**Aim of the task:** Reproduce every entry in the listing without alteration.
_ _ _
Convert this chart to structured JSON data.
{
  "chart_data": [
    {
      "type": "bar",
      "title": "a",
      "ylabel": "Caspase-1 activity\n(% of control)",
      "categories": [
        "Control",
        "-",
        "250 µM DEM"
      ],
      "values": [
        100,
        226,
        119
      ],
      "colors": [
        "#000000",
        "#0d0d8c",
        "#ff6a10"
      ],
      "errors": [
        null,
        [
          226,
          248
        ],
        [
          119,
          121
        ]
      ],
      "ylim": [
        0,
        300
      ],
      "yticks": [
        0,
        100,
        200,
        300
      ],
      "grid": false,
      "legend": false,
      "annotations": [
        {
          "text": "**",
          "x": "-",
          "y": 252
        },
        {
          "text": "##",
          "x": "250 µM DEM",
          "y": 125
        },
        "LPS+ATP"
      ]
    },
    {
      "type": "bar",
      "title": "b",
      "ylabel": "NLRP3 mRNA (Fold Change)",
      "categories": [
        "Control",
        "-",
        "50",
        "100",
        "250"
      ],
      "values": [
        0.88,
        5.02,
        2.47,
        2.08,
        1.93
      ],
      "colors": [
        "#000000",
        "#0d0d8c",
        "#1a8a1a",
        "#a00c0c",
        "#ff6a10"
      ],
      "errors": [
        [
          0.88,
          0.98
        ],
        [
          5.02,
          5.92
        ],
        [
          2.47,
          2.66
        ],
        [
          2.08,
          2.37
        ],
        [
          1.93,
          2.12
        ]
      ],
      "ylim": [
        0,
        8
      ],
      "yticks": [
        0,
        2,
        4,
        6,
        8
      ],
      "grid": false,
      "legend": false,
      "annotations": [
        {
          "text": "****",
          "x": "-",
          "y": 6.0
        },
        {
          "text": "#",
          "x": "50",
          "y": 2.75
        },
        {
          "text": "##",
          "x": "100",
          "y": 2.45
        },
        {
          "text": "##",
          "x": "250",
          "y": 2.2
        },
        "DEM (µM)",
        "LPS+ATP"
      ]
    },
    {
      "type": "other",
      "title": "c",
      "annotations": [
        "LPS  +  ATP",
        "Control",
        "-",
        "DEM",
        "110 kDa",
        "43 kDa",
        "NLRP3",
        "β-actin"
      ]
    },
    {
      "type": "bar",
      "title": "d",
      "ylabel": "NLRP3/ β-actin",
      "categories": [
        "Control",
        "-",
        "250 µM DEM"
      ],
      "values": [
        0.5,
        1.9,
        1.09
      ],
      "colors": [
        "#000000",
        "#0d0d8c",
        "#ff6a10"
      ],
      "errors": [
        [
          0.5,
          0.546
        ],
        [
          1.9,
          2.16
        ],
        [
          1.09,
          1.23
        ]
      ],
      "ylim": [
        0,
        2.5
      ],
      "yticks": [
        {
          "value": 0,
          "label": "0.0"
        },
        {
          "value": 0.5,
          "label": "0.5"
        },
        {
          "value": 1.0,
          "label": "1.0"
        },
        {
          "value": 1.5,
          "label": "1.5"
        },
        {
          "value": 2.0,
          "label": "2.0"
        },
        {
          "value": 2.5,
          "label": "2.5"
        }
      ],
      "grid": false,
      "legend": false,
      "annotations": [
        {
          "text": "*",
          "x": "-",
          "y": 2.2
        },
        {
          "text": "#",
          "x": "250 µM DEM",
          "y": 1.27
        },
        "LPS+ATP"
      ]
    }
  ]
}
_ _ _
**Exercise response:**
Convert this chart to structured JSON data.
{
  "chart_data": [
    {
      "type": "bar",
      "title": "a",
      "ylabel": "Caspase-1 activity\n(% of control)",
      "categories": [
        "Control",
        "-",
        "250 µM DEM"
      ],
      "values": [
        100,
        226,
        119
      ],
      "colors": [
        "#000000",
        "#0d0d8c",
        "#ff6a10"
      ],
      "errors": [
        null,
        [
          226,
          248
        ],
        [
          119,
          121
        ]
      ],
      "ylim": [
        0,
        300
      ],
      "yticks": [
        0,
        100,
        200,
        300
      ],
      "grid": false,
      "legend": false,
      "annotations": [
        {
          "text": "**",
          "x": "-",
          "y": 252
        },
        {
          "text": "##",
          "x": "250 µM DEM",
          "y": 125
        },
        "LPS+ATP"
      ]
    },
    {
      "type": "bar",
      "title": "b",
      "ylabel": "NLRP3 mRNA (Fold Change)",
      "categories": [
        "Control",
        "-",
        "50",
        "100",
        "250"
      ],
      "values": [
        0.88,
        5.02,
        2.47,
        2.08,
        1.93
      ],
      "colors": [
        "#000000",
        "#0d0d8c",
        "#1a8a1a",
        "#a00c0c",
        "#ff6a10"
      ],
      "errors": [
        [
          0.88,
          0.98
        ],
        [
          5.02,
          5.92
        ],
        [
          2.47,
          2.66
        ],
        [
          2.08,
          2.37
        ],
        [
          1.93,
          2.12
        ]
      ],
      "ylim": [
        0,
        8
      ],
      "yticks": [
        0,
        2,
        4,
        6,
        8
      ],
      "grid": false,
      "legend": false,
      "annotations": [
        {
          "text": "****",
          "x": "-",
          "y": 6.0
        },
        {
          "text": "#",
          "x": "50",
          "y": 2.75
        },
        {
          "text": "##",
          "x": "100",
          "y": 2.45
        },
        {
          "text": "##",
          "x": "250",
          "y": 2.2
        },
        "DEM (µM)",
        "LPS+ATP"
      ]
    },
    {
      "type": "other",
      "title": "c",
      "annotations": [
        "LPS  +  ATP",
        "Control",
        "-",
        "DEM",
        "110 kDa",
        "43 kDa",
        "NLRP3",
        "β-actin"
      ]
    },
    {
      "type": "bar",
      "title": "d",
      "ylabel": "NLRP3/ β-actin",
      "categories": [
        "Control",
        "-",
        "250 µM DEM"
      ],
      "values": [
        0.5,
        1.9,
        1.09
      ],
      "colors": [
        "#000000",
        "#0d0d8c",
        "#ff6a10"
      ],
      "errors": [
        [
          0.5,
          0.546
        ],
        [
          1.9,
          2.16
        ],
        [
          1.09,
          1.23
        ]
      ],
      "ylim": [
        0,
        2.5
      ],
      "yticks": [
        {
          "value": 0,
          "label": "0.0"
        },
        {
          "value": 0.5,
          "label": "0.5"
        },
        {
          "value": 1.0,
          "label": "1.0"
        },
        {
          "value": 1.5,
          "label": "1.5"
        },
        {
          "value": 2.0,
          "label": "2.0"
        },
        {
          "value": 2.5,
          "label": "2.5"
        }
      ],
      "grid": false,
      "legend": false,
      "annotations": [
        {
          "text": "*",
          "x": "-",
          "y": 2.2
        },
        {
          "text": "#",
          "x": "250 µM DEM",
          "y": 1.27
        },
        "LPS+ATP"
      ]
    }
  ]
}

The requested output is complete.